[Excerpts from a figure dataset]
%%

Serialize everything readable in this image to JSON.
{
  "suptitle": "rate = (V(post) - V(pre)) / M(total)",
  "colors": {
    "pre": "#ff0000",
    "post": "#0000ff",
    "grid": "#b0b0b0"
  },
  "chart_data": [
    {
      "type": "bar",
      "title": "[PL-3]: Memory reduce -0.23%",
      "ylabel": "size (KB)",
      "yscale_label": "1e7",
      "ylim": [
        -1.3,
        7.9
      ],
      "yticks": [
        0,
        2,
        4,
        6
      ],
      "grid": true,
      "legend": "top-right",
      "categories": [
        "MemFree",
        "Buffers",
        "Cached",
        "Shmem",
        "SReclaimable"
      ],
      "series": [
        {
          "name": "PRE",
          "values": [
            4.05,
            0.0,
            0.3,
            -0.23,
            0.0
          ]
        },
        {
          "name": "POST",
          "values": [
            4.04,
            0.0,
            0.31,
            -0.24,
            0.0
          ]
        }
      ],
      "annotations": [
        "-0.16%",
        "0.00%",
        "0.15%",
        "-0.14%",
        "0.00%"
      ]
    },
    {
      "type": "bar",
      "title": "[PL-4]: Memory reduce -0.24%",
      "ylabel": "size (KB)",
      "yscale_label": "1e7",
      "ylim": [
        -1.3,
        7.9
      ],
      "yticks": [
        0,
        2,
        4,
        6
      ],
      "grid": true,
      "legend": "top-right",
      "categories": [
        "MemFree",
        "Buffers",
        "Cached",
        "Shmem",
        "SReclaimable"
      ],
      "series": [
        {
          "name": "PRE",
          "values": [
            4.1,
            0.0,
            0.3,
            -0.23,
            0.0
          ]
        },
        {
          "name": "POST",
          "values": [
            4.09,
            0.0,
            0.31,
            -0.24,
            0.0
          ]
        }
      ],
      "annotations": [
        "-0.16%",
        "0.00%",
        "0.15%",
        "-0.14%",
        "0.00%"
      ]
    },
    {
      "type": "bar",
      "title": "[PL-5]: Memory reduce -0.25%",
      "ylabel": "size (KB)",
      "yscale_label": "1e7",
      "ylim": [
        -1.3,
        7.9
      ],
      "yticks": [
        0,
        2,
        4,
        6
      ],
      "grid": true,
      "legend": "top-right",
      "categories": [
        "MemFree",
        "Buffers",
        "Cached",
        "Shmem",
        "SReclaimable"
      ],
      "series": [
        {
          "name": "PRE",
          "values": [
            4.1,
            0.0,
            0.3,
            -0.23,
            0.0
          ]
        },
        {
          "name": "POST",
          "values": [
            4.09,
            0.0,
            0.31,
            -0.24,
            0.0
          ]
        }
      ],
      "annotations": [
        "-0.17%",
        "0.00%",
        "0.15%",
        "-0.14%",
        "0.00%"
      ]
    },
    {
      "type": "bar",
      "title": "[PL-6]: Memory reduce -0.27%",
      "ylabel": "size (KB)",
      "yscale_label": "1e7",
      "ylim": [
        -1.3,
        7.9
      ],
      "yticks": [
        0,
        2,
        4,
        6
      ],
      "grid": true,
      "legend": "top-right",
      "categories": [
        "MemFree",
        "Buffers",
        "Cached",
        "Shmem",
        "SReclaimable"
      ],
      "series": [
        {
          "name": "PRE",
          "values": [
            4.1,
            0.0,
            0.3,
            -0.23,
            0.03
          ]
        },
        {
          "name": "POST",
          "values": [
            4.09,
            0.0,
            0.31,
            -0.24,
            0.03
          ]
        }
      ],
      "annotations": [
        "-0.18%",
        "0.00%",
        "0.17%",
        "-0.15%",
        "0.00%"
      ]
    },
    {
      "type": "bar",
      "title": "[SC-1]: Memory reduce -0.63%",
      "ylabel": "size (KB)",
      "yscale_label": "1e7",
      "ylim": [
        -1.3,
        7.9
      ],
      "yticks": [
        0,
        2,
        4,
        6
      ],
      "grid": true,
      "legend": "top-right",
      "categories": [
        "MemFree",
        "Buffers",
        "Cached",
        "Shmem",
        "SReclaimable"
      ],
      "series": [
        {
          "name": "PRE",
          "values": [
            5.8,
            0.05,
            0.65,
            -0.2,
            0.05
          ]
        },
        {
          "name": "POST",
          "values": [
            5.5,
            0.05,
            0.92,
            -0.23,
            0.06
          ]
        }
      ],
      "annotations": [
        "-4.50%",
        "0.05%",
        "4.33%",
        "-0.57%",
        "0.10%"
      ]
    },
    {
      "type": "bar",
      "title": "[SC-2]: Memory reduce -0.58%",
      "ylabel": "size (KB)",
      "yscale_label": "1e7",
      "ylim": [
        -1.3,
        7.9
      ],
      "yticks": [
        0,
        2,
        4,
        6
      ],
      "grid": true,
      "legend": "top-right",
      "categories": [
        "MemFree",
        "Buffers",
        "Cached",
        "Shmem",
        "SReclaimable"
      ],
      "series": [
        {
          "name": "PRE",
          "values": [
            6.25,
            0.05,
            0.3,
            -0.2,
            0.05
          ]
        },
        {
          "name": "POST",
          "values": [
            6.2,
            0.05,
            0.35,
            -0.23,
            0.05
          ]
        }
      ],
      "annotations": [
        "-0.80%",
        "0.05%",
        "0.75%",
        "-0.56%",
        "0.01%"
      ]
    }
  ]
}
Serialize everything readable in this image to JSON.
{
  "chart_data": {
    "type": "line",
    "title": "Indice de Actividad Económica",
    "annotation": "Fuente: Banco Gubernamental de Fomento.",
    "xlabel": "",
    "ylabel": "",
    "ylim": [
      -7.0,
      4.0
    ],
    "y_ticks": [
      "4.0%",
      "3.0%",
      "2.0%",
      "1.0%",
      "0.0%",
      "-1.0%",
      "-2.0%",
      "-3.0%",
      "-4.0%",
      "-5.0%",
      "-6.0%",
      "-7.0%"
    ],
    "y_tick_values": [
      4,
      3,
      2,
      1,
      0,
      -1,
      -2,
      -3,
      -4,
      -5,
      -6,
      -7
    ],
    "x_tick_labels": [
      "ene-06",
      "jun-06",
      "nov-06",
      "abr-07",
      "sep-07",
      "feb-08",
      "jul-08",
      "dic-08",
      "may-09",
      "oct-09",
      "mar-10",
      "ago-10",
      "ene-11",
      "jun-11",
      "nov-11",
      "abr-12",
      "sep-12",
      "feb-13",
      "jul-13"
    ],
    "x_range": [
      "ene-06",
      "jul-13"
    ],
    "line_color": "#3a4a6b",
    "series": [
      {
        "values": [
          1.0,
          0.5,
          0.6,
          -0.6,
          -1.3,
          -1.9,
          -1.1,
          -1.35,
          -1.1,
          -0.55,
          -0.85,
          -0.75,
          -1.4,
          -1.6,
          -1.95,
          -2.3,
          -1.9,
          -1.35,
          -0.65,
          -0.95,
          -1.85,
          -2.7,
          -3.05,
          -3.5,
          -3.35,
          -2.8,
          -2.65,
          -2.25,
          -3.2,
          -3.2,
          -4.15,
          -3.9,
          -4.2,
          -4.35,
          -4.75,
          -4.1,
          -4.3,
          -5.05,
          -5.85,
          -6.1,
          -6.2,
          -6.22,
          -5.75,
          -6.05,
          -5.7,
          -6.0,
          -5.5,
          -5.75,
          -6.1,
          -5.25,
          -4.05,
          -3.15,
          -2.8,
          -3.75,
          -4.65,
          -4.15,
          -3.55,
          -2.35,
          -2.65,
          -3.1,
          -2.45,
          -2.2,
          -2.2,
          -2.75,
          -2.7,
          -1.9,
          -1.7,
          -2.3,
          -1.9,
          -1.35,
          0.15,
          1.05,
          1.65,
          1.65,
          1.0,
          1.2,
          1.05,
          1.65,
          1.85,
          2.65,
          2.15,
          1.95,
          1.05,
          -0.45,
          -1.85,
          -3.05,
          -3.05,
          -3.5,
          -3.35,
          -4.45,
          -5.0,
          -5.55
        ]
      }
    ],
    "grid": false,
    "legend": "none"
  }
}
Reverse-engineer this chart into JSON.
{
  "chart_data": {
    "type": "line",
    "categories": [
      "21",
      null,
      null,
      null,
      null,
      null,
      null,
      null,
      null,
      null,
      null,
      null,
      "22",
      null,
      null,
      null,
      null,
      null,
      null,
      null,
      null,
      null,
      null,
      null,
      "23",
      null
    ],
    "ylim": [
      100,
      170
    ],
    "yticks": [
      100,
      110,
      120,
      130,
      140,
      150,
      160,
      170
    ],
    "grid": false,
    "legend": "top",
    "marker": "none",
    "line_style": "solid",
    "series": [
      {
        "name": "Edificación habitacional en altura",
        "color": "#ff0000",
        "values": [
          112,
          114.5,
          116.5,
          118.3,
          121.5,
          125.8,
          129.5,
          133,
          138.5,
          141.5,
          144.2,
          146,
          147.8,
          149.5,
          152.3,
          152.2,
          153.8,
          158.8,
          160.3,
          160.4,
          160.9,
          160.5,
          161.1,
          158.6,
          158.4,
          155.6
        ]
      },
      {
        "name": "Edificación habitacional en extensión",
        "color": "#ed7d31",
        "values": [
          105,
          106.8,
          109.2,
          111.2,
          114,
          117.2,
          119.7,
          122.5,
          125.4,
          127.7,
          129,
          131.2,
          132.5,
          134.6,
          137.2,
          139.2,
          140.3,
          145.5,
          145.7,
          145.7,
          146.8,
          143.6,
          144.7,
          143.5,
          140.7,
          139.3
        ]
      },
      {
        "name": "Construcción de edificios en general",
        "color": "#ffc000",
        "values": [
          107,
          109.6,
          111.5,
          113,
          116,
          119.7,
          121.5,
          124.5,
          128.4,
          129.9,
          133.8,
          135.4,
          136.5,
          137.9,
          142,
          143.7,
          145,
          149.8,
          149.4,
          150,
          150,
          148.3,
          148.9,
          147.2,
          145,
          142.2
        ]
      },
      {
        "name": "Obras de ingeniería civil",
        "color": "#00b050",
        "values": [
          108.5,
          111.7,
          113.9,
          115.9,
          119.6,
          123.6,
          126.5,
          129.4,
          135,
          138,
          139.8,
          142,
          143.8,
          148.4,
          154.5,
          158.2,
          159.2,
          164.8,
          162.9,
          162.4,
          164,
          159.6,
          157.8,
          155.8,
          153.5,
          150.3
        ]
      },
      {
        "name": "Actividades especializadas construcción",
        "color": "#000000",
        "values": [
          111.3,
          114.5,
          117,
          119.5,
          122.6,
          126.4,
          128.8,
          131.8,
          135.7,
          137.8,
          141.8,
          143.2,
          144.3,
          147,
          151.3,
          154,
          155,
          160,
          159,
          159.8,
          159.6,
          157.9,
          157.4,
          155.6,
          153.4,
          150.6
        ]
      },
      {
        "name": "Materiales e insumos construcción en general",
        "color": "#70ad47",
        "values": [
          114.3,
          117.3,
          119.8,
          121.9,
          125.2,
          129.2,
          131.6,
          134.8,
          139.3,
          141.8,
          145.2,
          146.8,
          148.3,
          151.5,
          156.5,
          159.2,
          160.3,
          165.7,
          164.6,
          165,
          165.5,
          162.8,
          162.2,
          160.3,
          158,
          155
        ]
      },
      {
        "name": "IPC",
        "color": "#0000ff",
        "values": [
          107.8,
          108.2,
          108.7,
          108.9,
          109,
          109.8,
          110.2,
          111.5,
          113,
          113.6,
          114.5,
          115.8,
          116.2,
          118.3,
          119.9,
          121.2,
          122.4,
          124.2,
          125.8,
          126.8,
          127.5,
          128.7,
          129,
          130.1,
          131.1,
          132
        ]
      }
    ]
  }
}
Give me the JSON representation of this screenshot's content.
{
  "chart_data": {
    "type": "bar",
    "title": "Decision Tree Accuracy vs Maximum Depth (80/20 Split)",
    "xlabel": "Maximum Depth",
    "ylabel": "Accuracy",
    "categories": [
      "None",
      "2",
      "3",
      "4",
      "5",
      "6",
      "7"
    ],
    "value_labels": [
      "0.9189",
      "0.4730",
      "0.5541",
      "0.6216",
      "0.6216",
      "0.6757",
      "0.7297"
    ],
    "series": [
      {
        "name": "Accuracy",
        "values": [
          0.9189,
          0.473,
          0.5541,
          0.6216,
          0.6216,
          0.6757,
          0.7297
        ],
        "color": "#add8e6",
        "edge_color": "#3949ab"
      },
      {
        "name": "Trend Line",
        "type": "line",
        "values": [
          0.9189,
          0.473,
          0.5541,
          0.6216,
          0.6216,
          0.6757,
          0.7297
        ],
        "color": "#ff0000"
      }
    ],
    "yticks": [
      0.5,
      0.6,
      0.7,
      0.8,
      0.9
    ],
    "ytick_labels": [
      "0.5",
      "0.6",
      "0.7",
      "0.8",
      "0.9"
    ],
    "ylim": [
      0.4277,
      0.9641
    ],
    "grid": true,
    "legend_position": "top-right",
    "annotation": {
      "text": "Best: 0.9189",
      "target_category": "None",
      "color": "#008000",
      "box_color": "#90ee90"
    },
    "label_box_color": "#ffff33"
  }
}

%%

**WHAT TO WORK ON**
Take the line in which "Give me the" occurs and each subsequent line through the end; give these lines again without alteration.

**EXERCISE RESULT**
Give me the JSON representation of this screenshot's content.
{
  "chart_data": {
    "type": "bar",
    "title": "Decision Tree Accuracy vs Maximum Depth (80/20 Split)",
    "xlabel": "Maximum Depth",
    "ylabel": "Accuracy",
    "categories": [
      "None",
      "2",
      "3",
      "4",
      "5",
      "6",
      "7"
    ],
    "value_labels": [
      "0.9189",
      "0.4730",
      "0.5541",
      "0.6216",
      "0.6216",
      "0.6757",
      "0.7297"
    ],
    "series": [
      {
        "name": "Accuracy",
        "values": [
          0.9189,
          0.473,
          0.5541,
          0.6216,
          0.6216,
          0.6757,
          0.7297
        ],
        "color": "#add8e6",
        "edge_color": "#3949ab"
      },
      {
        "name": "Trend Line",
        "type": "line",
        "values": [
          0.9189,
          0.473,
          0.5541,
          0.6216,
          0.6216,
          0.6757,
          0.7297
        ],
        "color": "#ff0000"
      }
    ],
    "yticks": [
      0.5,
      0.6,
      0.7,
      0.8,
      0.9
    ],
    "ytick_labels": [
      "0.5",
      "0.6",
      "0.7",
      "0.8",
      "0.9"
    ],
    "ylim": [
      0.4277,
      0.9641
    ],
    "grid": true,
    "legend_position": "top-right",
    "annotation": {
      "text": "Best: 0.9189",
      "target_category": "None",
      "color": "#008000",
      "box_color": "#90ee90"
    },
    "label_box_color": "#ffff33"
  }
}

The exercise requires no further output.